RECORDS FOR PROCESSING
# # # #

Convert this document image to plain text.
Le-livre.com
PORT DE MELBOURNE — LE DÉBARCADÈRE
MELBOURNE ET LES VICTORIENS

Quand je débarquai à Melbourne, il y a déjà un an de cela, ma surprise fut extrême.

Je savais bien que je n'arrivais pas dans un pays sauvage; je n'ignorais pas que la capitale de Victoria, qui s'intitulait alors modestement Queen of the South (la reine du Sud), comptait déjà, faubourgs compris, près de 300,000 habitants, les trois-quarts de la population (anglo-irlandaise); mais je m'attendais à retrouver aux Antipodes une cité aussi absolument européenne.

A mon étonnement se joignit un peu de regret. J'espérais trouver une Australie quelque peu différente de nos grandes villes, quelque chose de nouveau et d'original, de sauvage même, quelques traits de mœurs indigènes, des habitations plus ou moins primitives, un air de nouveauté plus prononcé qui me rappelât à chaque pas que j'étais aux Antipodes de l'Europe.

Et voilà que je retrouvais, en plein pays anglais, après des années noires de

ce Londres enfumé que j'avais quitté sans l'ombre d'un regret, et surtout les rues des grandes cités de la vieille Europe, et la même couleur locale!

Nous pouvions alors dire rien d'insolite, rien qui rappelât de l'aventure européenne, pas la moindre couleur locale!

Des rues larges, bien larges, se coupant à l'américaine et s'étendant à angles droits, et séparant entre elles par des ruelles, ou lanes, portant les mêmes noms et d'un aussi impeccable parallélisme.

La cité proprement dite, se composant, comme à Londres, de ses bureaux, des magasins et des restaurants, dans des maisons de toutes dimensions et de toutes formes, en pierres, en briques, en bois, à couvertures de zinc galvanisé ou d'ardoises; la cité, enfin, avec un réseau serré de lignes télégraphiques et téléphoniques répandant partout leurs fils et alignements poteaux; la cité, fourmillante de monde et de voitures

# # # #

GIVEN REQUEST
Nothing in the data may differ; print all of it exactly as written.

TASK OUTPUT
Convert this document image to plain text.
Le-livre.com
PORT DE MELBOURNE — LE DÉBARCADÈRE
MELBOURNE ET LES VICTORIENS

Quand je débarquai à Melbourne, il y a déjà un an de cela, ma surprise fut extrême.

Je savais bien que je n'arrivais pas dans un pays sauvage; je n'ignorais pas que la capitale de Victoria, qui s'intitulait alors modestement Queen of the South (la reine du Sud), comptait déjà, faubourgs compris, près de 300,000 habitants, les trois-quarts de la population (anglo-irlandaise); mais je m'attendais à retrouver aux Antipodes une cité aussi absolument européenne.

A mon étonnement se joignit un peu de regret. J'espérais trouver une Australie quelque peu différente de nos grandes villes, quelque chose de nouveau et d'original, de sauvage même, quelques traits de mœurs indigènes, des habitations plus ou moins primitives, un air de nouveauté plus prononcé qui me rappelât à chaque pas que j'étais aux Antipodes de l'Europe.

Et voilà que je retrouvais, en plein pays anglais, après des années noires de

ce Londres enfumé que j'avais quitté sans l'ombre d'un regret, et surtout les rues des grandes cités de la vieille Europe, et la même couleur locale!

Nous pouvions alors dire rien d'insolite, rien qui rappelât de l'aventure européenne, pas la moindre couleur locale!

Des rues larges, bien larges, se coupant à l'américaine et s'étendant à angles droits, et séparant entre elles par des ruelles, ou lanes, portant les mêmes noms et d'un aussi impeccable parallélisme.

La cité proprement dite, se composant, comme à Londres, de ses bureaux, des magasins et des restaurants, dans des maisons de toutes dimensions et de toutes formes, en pierres, en briques, en bois, à couvertures de zinc galvanisé ou d'ardoises; la cité, enfin, avec un réseau serré de lignes télégraphiques et téléphoniques répandant partout leurs fils et alignements poteaux; la cité, fourmillante de monde et de voitures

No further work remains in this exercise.